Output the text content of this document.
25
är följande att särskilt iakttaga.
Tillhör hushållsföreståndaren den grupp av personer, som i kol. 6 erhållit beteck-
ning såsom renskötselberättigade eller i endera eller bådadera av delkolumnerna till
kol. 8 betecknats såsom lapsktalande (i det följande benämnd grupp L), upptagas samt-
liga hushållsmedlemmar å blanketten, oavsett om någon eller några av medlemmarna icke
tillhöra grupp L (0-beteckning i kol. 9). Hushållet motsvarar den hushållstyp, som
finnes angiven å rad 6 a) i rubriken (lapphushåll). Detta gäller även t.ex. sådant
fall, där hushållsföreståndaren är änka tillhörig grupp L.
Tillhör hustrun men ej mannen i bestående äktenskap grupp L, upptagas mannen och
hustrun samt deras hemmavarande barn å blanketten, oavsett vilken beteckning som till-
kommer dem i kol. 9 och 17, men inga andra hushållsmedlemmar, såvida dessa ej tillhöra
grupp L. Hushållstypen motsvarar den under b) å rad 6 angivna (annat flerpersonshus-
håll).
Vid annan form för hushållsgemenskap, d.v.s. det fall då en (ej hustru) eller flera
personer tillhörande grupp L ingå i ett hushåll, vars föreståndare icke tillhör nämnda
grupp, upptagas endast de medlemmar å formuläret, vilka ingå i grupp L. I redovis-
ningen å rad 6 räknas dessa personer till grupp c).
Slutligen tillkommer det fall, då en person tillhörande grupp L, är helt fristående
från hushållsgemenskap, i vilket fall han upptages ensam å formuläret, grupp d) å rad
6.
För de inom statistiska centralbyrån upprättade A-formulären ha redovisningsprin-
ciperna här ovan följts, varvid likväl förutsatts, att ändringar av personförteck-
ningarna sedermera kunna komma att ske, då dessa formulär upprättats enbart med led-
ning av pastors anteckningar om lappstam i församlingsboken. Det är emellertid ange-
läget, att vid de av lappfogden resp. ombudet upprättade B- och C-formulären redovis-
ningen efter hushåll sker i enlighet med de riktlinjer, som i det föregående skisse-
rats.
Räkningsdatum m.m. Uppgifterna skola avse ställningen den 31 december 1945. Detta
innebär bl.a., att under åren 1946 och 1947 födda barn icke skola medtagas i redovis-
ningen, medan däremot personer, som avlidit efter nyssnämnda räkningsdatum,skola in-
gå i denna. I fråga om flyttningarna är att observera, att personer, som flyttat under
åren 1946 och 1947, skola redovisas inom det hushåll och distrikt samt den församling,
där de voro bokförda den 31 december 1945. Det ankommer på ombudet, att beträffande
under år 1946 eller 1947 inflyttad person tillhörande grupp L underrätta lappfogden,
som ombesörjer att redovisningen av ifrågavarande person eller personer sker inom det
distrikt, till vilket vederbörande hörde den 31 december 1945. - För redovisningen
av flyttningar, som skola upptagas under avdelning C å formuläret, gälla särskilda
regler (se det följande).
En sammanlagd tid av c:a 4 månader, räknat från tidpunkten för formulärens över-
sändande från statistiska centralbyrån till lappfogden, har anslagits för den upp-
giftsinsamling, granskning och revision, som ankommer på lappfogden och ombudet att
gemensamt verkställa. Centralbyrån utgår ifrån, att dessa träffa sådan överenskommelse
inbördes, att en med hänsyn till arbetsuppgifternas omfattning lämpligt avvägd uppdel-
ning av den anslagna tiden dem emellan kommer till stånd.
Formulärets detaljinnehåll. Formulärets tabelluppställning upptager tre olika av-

..........

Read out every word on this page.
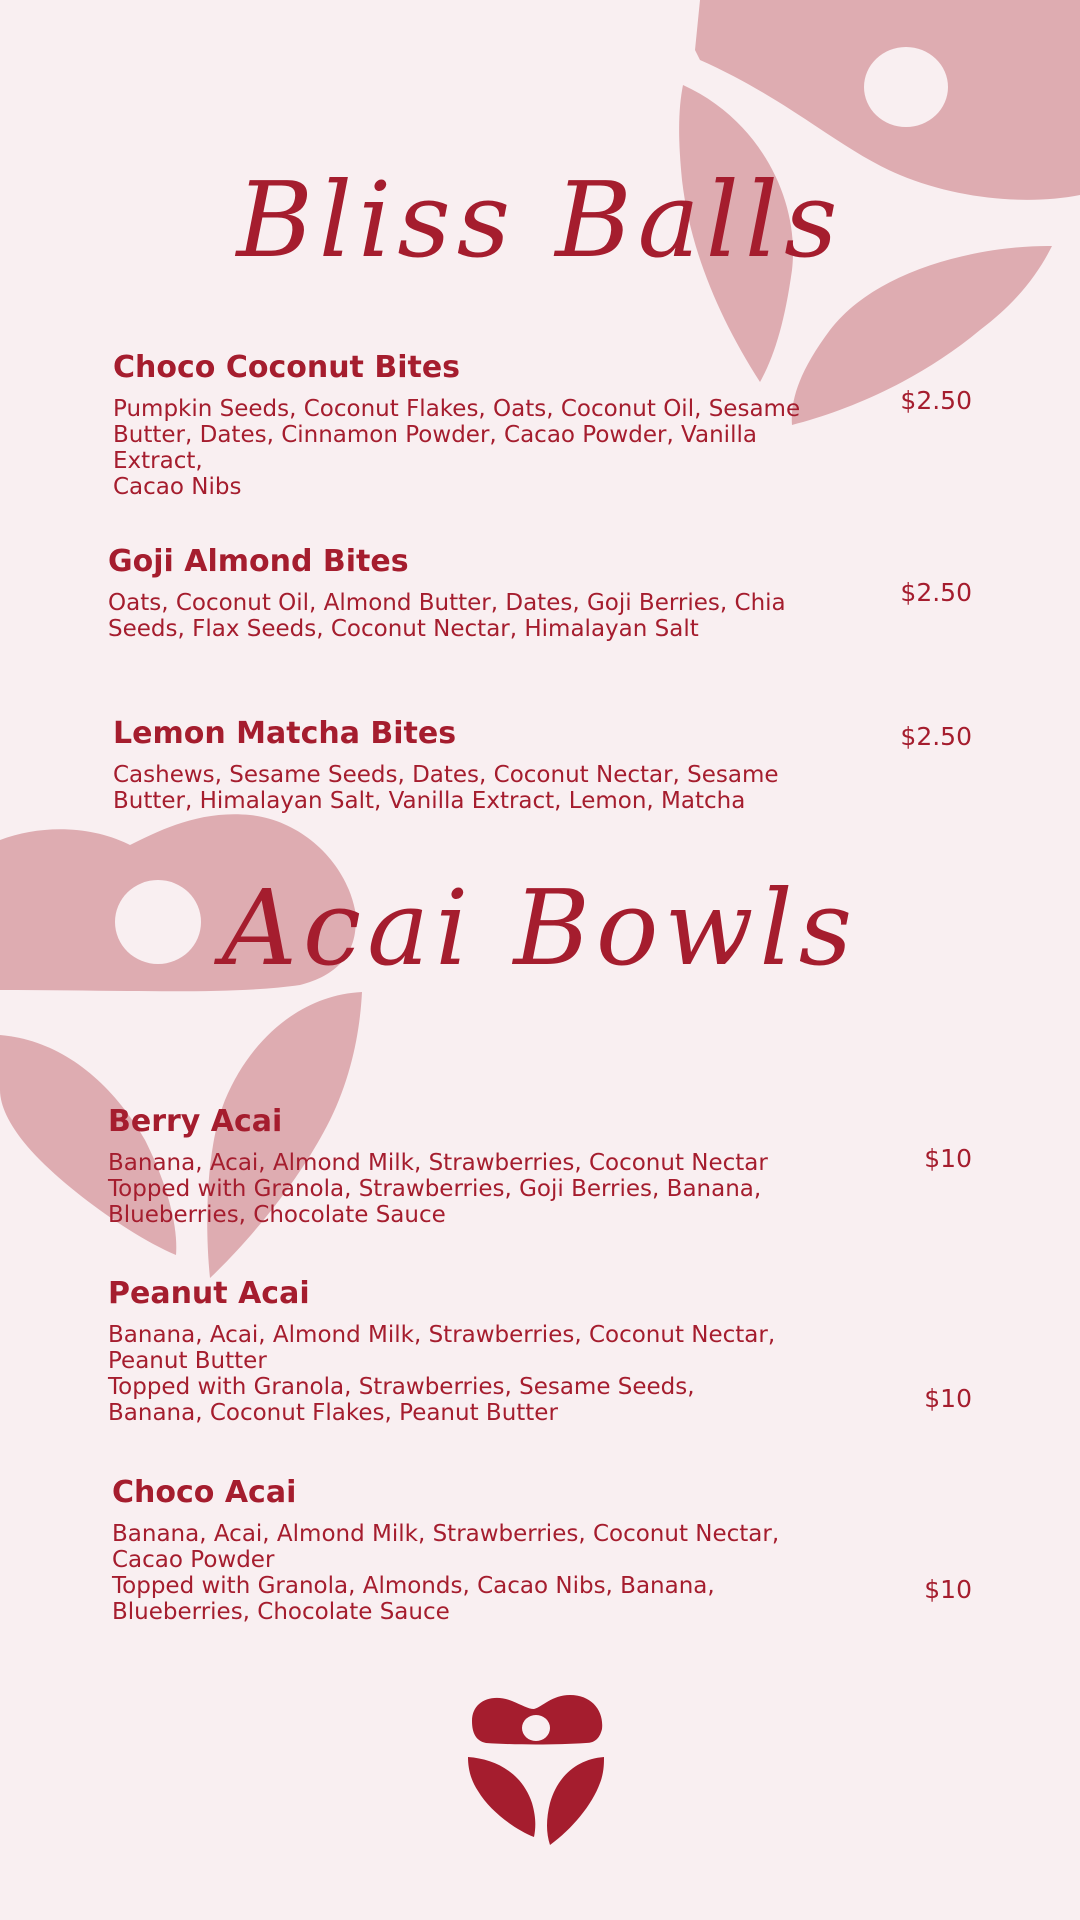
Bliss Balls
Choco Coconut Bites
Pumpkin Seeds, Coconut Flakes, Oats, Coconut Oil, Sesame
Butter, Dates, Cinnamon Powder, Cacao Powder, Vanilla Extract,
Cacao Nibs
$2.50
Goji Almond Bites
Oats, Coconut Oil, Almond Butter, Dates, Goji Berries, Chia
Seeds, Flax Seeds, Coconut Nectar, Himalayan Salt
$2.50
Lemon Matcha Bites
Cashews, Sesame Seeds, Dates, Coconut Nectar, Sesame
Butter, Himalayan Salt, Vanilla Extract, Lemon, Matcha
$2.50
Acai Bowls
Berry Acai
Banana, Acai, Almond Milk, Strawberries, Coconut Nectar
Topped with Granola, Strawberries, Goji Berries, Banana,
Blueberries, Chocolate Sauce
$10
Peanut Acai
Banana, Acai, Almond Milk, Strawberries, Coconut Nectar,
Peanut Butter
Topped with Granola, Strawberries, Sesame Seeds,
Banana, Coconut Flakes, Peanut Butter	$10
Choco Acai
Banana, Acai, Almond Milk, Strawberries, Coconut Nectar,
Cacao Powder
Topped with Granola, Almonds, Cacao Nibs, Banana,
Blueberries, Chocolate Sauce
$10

..........

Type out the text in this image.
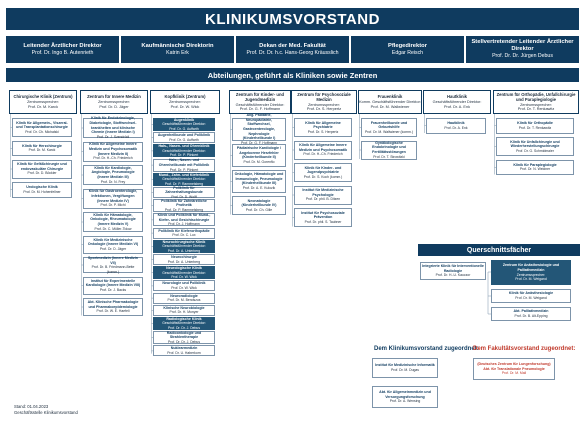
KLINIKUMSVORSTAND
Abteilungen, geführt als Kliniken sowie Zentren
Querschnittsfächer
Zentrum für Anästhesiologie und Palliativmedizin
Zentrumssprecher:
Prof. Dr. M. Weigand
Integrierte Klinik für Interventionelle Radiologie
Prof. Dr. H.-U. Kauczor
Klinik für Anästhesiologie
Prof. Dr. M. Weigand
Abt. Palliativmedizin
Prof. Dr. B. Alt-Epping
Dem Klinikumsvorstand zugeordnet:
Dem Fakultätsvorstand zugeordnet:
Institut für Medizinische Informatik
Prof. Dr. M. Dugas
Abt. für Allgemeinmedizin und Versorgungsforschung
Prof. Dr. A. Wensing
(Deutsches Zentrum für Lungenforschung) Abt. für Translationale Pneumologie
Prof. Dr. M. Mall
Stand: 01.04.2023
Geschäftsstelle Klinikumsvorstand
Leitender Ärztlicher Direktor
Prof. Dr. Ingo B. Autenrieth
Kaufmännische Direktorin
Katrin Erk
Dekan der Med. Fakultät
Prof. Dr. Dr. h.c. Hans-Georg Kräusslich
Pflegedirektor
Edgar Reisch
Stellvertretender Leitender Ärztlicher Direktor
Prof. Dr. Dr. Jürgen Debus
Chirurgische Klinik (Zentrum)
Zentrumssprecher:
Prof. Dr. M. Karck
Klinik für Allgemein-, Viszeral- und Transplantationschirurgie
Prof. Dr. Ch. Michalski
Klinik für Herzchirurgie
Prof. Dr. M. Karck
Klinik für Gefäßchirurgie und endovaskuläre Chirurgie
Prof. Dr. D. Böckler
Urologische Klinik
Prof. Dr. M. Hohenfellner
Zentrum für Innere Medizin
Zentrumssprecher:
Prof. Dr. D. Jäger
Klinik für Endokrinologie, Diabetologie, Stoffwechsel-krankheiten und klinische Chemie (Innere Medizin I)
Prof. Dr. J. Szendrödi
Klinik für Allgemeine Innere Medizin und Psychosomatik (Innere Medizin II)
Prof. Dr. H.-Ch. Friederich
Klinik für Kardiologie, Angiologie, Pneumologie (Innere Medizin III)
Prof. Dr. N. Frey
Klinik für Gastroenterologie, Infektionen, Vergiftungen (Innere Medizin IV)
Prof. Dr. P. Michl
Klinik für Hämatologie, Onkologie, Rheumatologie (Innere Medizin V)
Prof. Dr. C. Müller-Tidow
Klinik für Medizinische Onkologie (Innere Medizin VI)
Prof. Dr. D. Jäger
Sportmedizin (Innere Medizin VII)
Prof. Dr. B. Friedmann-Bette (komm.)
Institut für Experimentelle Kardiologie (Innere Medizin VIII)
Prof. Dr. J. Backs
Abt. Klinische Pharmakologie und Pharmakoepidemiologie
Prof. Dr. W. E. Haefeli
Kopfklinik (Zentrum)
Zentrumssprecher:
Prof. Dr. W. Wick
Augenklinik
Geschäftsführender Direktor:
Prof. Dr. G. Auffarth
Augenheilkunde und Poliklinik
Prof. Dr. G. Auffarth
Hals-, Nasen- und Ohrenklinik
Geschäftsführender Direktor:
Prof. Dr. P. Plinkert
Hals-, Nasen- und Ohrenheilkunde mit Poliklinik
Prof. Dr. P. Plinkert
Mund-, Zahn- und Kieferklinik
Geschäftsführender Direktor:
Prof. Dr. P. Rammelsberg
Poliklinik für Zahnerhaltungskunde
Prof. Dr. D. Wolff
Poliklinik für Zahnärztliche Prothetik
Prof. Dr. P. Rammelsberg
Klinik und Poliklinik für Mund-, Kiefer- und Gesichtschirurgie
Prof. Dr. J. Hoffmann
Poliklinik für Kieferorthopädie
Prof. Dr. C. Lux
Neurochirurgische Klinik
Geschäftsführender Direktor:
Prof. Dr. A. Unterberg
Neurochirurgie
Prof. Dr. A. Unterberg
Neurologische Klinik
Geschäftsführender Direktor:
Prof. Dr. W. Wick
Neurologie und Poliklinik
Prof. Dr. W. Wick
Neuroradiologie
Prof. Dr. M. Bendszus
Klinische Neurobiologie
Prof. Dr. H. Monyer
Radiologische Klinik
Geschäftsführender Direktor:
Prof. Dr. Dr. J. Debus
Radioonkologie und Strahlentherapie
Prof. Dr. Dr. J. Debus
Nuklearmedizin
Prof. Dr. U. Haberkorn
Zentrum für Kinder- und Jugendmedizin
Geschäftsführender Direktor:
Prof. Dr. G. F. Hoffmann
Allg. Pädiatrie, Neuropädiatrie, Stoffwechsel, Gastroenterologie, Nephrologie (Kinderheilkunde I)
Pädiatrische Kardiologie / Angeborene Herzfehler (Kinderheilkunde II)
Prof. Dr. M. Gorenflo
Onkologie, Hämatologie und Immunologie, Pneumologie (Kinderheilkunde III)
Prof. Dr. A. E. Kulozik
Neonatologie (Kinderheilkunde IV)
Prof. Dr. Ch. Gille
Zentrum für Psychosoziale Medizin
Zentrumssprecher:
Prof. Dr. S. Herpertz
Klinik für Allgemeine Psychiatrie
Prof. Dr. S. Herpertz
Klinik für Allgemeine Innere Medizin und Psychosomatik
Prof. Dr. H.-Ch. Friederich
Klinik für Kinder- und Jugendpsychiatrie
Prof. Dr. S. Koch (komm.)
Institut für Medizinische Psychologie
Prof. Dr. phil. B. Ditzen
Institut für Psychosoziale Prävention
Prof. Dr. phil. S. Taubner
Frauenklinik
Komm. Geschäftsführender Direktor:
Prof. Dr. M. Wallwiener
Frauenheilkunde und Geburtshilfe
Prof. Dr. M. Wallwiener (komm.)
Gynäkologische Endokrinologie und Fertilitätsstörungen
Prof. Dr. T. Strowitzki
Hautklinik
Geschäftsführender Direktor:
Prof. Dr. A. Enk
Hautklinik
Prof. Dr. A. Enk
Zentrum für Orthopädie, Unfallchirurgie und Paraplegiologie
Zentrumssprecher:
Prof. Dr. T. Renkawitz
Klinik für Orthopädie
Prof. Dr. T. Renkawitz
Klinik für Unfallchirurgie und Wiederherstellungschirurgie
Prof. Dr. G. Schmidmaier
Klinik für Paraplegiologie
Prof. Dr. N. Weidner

..........

Locate the word "Detta" in the entries, and copy every line where it is found.

§ **EXERCISE OUTPUT**
finnes angiven å rad 6 a) i rubriken (lapphushåll). Detta gäller även t.ex. sådant
Räkningsdatum m.m. Uppgifterna skola avse ställningen den 31 december 1945. Detta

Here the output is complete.